» **INFORMATION SUPPLIED**

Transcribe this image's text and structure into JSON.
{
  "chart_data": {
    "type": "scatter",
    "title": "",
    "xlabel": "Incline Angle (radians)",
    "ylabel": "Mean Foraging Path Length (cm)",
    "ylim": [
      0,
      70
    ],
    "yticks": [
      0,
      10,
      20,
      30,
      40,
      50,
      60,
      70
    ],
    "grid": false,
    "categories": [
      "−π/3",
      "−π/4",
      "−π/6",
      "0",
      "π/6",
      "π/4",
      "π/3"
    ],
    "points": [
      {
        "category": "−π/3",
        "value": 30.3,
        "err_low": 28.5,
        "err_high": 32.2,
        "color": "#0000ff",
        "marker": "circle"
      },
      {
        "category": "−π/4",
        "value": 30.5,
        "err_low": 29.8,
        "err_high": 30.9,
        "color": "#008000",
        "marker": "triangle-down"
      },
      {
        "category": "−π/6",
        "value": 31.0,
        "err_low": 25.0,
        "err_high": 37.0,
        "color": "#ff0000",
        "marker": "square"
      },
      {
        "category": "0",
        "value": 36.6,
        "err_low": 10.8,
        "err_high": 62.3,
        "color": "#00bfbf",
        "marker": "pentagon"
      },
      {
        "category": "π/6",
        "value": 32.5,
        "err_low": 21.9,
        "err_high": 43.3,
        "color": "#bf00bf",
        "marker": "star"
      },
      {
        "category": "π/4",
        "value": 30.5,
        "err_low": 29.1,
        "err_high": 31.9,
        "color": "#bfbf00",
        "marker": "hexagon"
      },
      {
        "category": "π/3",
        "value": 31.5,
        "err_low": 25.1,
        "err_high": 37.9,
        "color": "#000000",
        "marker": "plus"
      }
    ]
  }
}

» **GIVEN REQUEST**
Transcribe all the entries, keeping each one exactly as it is.

» **SOLUTION TO THIS TASK**
Transcribe this image's text and structure into JSON.
{
  "chart_data": {
    "type": "scatter",
    "title": "",
    "xlabel": "Incline Angle (radians)",
    "ylabel": "Mean Foraging Path Length (cm)",
    "ylim": [
      0,
      70
    ],
    "yticks": [
      0,
      10,
      20,
      30,
      40,
      50,
      60,
      70
    ],
    "grid": false,
    "categories": [
      "−π/3",
      "−π/4",
      "−π/6",
      "0",
      "π/6",
      "π/4",
      "π/3"
    ],
    "points": [
      {
        "category": "−π/3",
        "value": 30.3,
        "err_low": 28.5,
        "err_high": 32.2,
        "color": "#0000ff",
        "marker": "circle"
      },
      {
        "category": "−π/4",
        "value": 30.5,
        "err_low": 29.8,
        "err_high": 30.9,
        "color": "#008000",
        "marker": "triangle-down"
      },
      {
        "category": "−π/6",
        "value": 31.0,
        "err_low": 25.0,
        "err_high": 37.0,
        "color": "#ff0000",
        "marker": "square"
      },
      {
        "category": "0",
        "value": 36.6,
        "err_low": 10.8,
        "err_high": 62.3,
        "color": "#00bfbf",
        "marker": "pentagon"
      },
      {
        "category": "π/6",
        "value": 32.5,
        "err_low": 21.9,
        "err_high": 43.3,
        "color": "#bf00bf",
        "marker": "star"
      },
      {
        "category": "π/4",
        "value": 30.5,
        "err_low": 29.1,
        "err_high": 31.9,
        "color": "#bfbf00",
        "marker": "hexagon"
      },
      {
        "category": "π/3",
        "value": 31.5,
        "err_low": 25.1,
        "err_high": 37.9,
        "color": "#000000",
        "marker": "plus"
      }
    ]
  }
}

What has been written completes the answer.